Under this task are some entries; return every one of them exactly.

[START OF Data for this exercise]

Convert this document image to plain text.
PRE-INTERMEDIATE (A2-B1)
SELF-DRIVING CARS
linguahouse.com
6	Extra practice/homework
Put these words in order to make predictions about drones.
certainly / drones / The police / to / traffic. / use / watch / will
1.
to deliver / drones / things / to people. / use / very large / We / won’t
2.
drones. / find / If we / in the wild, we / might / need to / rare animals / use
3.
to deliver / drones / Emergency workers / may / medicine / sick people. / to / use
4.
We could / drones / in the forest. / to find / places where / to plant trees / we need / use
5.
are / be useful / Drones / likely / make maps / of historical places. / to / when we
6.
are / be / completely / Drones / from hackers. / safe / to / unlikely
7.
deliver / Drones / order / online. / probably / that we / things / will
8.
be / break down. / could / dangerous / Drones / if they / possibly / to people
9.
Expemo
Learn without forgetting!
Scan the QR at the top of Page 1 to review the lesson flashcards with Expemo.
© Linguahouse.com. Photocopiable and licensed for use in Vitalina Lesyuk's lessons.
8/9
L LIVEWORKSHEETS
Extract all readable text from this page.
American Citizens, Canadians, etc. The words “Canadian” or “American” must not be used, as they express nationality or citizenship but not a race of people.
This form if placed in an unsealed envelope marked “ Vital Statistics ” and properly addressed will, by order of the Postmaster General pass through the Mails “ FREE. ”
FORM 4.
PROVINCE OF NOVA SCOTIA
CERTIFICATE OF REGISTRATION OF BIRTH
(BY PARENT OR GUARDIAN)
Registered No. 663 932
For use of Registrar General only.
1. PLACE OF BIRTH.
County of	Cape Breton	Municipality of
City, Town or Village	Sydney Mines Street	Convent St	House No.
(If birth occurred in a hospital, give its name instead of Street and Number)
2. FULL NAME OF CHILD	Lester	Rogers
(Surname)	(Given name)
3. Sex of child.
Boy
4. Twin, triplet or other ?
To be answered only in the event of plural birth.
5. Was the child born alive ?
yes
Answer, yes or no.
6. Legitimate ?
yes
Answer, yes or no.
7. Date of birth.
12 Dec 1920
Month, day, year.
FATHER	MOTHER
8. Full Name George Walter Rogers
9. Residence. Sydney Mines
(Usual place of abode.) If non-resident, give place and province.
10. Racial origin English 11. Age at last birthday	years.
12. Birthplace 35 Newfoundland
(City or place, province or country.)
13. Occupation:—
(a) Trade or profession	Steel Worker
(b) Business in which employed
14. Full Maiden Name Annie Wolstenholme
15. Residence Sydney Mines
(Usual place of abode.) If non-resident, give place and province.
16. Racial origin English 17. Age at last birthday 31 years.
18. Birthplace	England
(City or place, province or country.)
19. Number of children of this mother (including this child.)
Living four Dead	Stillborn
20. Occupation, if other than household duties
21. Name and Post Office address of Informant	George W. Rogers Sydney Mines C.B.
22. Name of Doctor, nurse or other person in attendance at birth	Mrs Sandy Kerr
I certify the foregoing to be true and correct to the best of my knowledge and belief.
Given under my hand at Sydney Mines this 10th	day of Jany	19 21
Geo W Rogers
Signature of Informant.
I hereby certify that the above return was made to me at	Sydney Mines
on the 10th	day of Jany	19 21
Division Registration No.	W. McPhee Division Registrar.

[END OF Data for this exercise]

● Response to this task
Convert this document image to plain text.
PRE-INTERMEDIATE (A2-B1)
SELF-DRIVING CARS
linguahouse.com
6	Extra practice/homework
Put these words in order to make predictions about drones.
certainly / drones / The police / to / traffic. / use / watch / will
1.
to deliver / drones / things / to people. / use / very large / We / won’t
2.
drones. / find / If we / in the wild, we / might / need to / rare animals / use
3.
to deliver / drones / Emergency workers / may / medicine / sick people. / to / use
4.
We could / drones / in the forest. / to find / places where / to plant trees / we need / use
5.
are / be useful / Drones / likely / make maps / of historical places. / to / when we
6.
are / be / completely / Drones / from hackers. / safe / to / unlikely
7.
deliver / Drones / order / online. / probably / that we / things / will
8.
be / break down. / could / dangerous / Drones / if they / possibly / to people
9.
Expemo
Learn without forgetting!
Scan the QR at the top of Page 1 to review the lesson flashcards with Expemo.
© Linguahouse.com. Photocopiable and licensed for use in Vitalina Lesyuk's lessons.
8/9
L LIVEWORKSHEETS
Extract all readable text from this page.
American Citizens, Canadians, etc. The words “Canadian” or “American” must not be used, as they express nationality or citizenship but not a race of people.
This form if placed in an unsealed envelope marked “ Vital Statistics ” and properly addressed will, by order of the Postmaster General pass through the Mails “ FREE. ”
FORM 4.
PROVINCE OF NOVA SCOTIA
CERTIFICATE OF REGISTRATION OF BIRTH
(BY PARENT OR GUARDIAN)
Registered No. 663 932
For use of Registrar General only.
1. PLACE OF BIRTH.
County of	Cape Breton	Municipality of
City, Town or Village	Sydney Mines Street	Convent St	House No.
(If birth occurred in a hospital, give its name instead of Street and Number)
2. FULL NAME OF CHILD	Lester	Rogers
(Surname)	(Given name)
3. Sex of child.
Boy
4. Twin, triplet or other ?
To be answered only in the event of plural birth.
5. Was the child born alive ?
yes
Answer, yes or no.
6. Legitimate ?
yes
Answer, yes or no.
7. Date of birth.
12 Dec 1920
Month, day, year.
FATHER	MOTHER
8. Full Name George Walter Rogers
9. Residence. Sydney Mines
(Usual place of abode.) If non-resident, give place and province.
10. Racial origin English 11. Age at last birthday	years.
12. Birthplace 35 Newfoundland
(City or place, province or country.)
13. Occupation:—
(a) Trade or profession	Steel Worker
(b) Business in which employed
14. Full Maiden Name Annie Wolstenholme
15. Residence Sydney Mines
(Usual place of abode.) If non-resident, give place and province.
16. Racial origin English 17. Age at last birthday 31 years.
18. Birthplace	England
(City or place, province or country.)
19. Number of children of this mother (including this child.)
Living four Dead	Stillborn
20. Occupation, if other than household duties
21. Name and Post Office address of Informant	George W. Rogers Sydney Mines C.B.
22. Name of Doctor, nurse or other person in attendance at birth	Mrs Sandy Kerr
I certify the foregoing to be true and correct to the best of my knowledge and belief.
Given under my hand at Sydney Mines this 10th	day of Jany	19 21
Geo W Rogers
Signature of Informant.
I hereby certify that the above return was made to me at	Sydney Mines
on the 10th	day of Jany	19 21
Division Registration No.	W. McPhee Division Registrar.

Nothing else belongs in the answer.